>> START
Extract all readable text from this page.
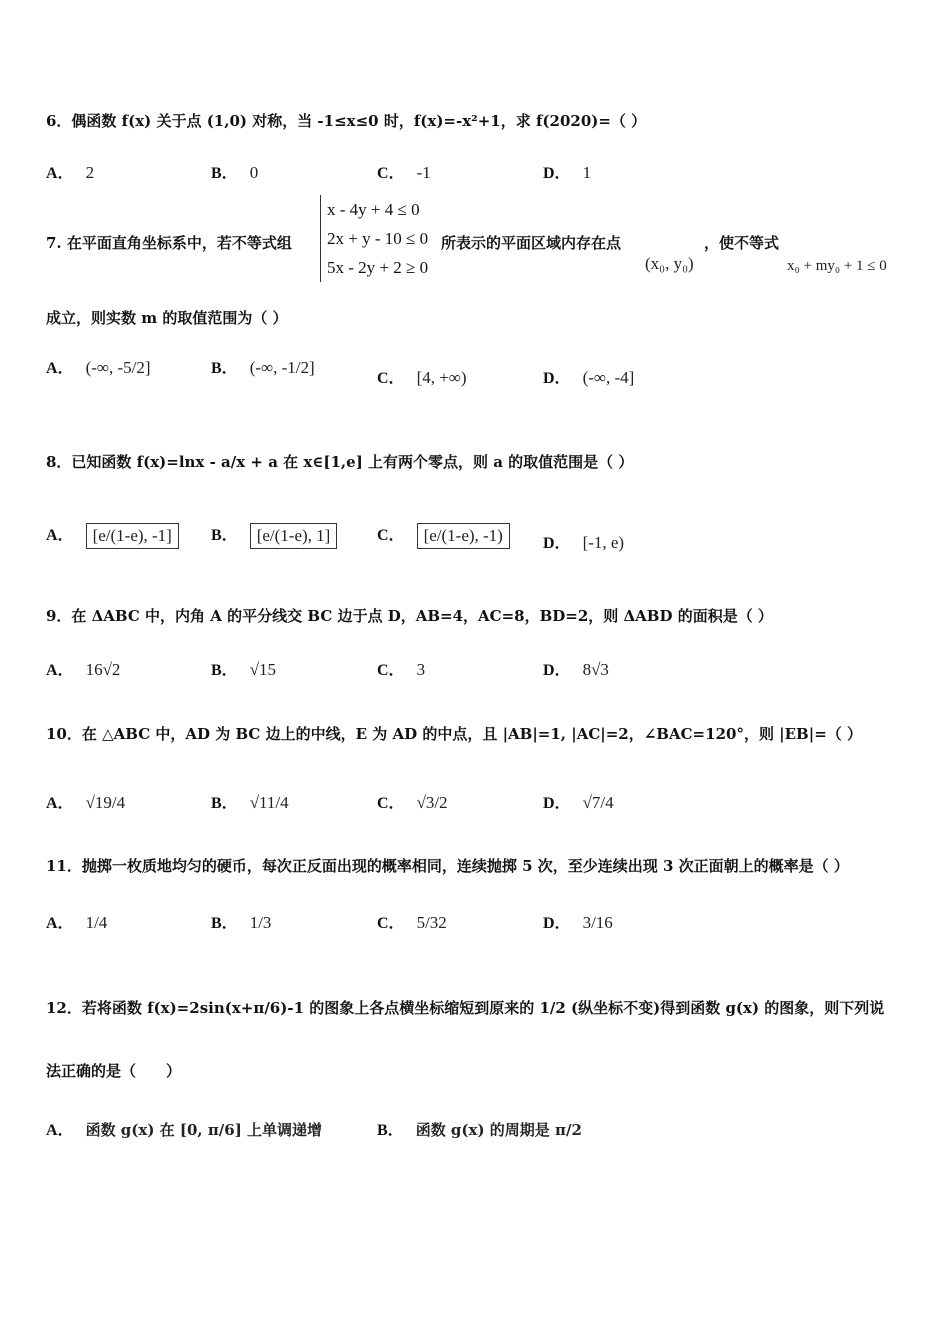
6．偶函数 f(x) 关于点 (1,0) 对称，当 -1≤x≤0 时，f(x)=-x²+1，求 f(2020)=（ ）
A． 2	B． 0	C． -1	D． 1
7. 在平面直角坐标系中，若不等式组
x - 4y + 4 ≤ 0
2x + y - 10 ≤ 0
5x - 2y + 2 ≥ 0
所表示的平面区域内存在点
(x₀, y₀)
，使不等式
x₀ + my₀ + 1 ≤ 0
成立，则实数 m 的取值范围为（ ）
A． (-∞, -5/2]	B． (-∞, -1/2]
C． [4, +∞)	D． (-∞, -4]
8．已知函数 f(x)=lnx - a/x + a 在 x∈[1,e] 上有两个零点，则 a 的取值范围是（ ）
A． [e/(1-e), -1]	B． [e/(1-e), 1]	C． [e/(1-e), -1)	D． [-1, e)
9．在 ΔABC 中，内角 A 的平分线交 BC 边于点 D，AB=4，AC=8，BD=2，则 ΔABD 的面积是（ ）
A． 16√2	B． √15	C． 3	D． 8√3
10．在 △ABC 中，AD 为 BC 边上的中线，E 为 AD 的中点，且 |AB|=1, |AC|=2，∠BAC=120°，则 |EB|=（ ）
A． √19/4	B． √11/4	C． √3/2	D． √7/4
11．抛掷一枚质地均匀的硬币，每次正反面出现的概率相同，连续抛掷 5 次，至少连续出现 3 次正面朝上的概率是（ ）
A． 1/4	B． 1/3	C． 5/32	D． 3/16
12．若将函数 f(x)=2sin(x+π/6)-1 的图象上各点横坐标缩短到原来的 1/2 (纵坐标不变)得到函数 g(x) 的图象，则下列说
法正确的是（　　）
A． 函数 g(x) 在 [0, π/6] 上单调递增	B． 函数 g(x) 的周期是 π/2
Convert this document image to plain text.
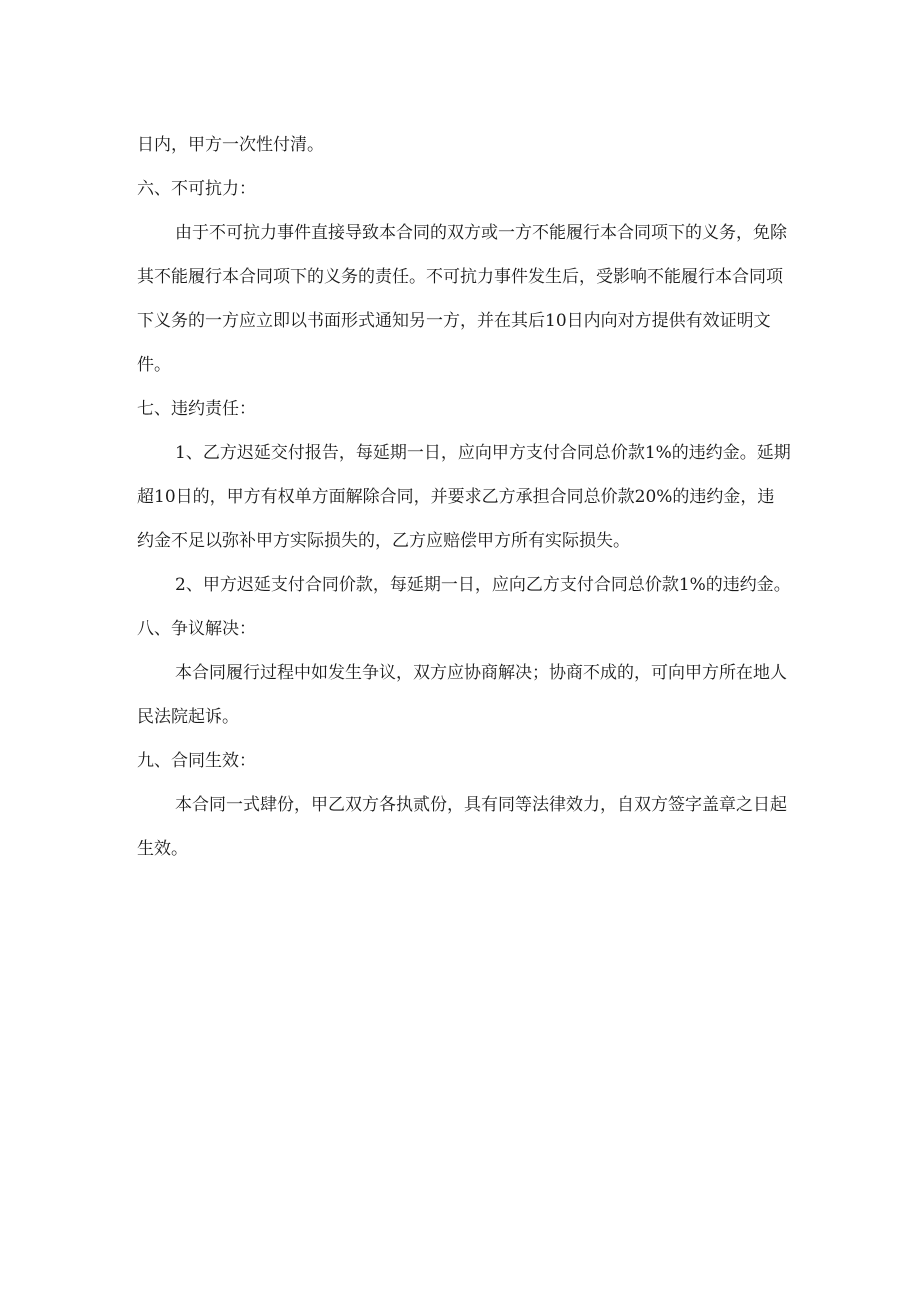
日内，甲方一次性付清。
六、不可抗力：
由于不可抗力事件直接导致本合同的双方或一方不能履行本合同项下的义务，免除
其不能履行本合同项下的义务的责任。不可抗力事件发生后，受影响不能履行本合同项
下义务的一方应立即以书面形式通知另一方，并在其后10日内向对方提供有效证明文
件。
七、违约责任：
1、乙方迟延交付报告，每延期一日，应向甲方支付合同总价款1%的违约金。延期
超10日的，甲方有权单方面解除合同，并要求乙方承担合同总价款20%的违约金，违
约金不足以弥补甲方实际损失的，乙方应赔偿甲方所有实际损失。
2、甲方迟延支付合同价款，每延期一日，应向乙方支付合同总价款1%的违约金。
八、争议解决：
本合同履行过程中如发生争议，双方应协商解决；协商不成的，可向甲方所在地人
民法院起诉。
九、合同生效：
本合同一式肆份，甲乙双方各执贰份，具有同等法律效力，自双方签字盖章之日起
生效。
>> END
What is being asked
Select and copy every line from the records that includes the word "每延期一日".

Exercise output
1、乙方迟延交付报告，每延期一日，应向甲方支付合同总价款1%的违约金。延期
2、甲方迟延支付合同价款，每延期一日，应向乙方支付合同总价款1%的违约金。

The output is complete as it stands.